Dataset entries
'''
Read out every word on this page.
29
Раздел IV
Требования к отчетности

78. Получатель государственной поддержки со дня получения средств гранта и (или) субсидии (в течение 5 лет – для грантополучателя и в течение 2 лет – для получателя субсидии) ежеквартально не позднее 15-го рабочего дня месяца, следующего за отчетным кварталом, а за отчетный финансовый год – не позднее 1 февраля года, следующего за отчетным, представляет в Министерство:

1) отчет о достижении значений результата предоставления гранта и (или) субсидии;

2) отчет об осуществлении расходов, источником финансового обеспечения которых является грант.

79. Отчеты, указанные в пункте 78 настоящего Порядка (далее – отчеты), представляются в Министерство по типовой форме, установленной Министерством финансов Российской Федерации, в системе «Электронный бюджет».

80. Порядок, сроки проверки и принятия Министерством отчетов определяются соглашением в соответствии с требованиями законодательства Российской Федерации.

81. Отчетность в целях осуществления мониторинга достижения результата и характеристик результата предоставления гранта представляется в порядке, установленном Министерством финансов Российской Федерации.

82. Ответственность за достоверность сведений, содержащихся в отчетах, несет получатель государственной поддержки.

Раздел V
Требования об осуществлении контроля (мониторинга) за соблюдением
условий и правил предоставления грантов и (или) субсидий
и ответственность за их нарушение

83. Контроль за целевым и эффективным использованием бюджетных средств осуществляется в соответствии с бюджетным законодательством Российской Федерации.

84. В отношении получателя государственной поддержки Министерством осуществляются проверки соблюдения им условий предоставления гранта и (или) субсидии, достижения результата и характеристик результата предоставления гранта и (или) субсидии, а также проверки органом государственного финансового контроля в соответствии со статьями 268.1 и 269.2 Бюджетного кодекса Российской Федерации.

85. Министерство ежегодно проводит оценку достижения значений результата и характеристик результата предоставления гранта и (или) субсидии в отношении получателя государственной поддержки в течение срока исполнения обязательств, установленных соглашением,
'''
PROBLEM REQUIREMENTS:
Exactly reproduce the material above.

ANSWER FOR THIS EXERCISE:
Read out every word on this page.
29
Раздел IV
Требования к отчетности

78. Получатель государственной поддержки со дня получения средств гранта и (или) субсидии (в течение 5 лет – для грантополучателя и в течение 2 лет – для получателя субсидии) ежеквартально не позднее 15-го рабочего дня месяца, следующего за отчетным кварталом, а за отчетный финансовый год – не позднее 1 февраля года, следующего за отчетным, представляет в Министерство:

1) отчет о достижении значений результата предоставления гранта и (или) субсидии;

2) отчет об осуществлении расходов, источником финансового обеспечения которых является грант.

79. Отчеты, указанные в пункте 78 настоящего Порядка (далее – отчеты), представляются в Министерство по типовой форме, установленной Министерством финансов Российской Федерации, в системе «Электронный бюджет».

80. Порядок, сроки проверки и принятия Министерством отчетов определяются соглашением в соответствии с требованиями законодательства Российской Федерации.

81. Отчетность в целях осуществления мониторинга достижения результата и характеристик результата предоставления гранта представляется в порядке, установленном Министерством финансов Российской Федерации.

82. Ответственность за достоверность сведений, содержащихся в отчетах, несет получатель государственной поддержки.

Раздел V
Требования об осуществлении контроля (мониторинга) за соблюдением
условий и правил предоставления грантов и (или) субсидий
и ответственность за их нарушение

83. Контроль за целевым и эффективным использованием бюджетных средств осуществляется в соответствии с бюджетным законодательством Российской Федерации.

84. В отношении получателя государственной поддержки Министерством осуществляются проверки соблюдения им условий предоставления гранта и (или) субсидии, достижения результата и характеристик результата предоставления гранта и (или) субсидии, а также проверки органом государственного финансового контроля в соответствии со статьями 268.1 и 269.2 Бюджетного кодекса Российской Федерации.

85. Министерство ежегодно проводит оценку достижения значений результата и характеристик результата предоставления гранта и (или) субсидии в отношении получателя государственной поддержки в течение срока исполнения обязательств, установленных соглашением,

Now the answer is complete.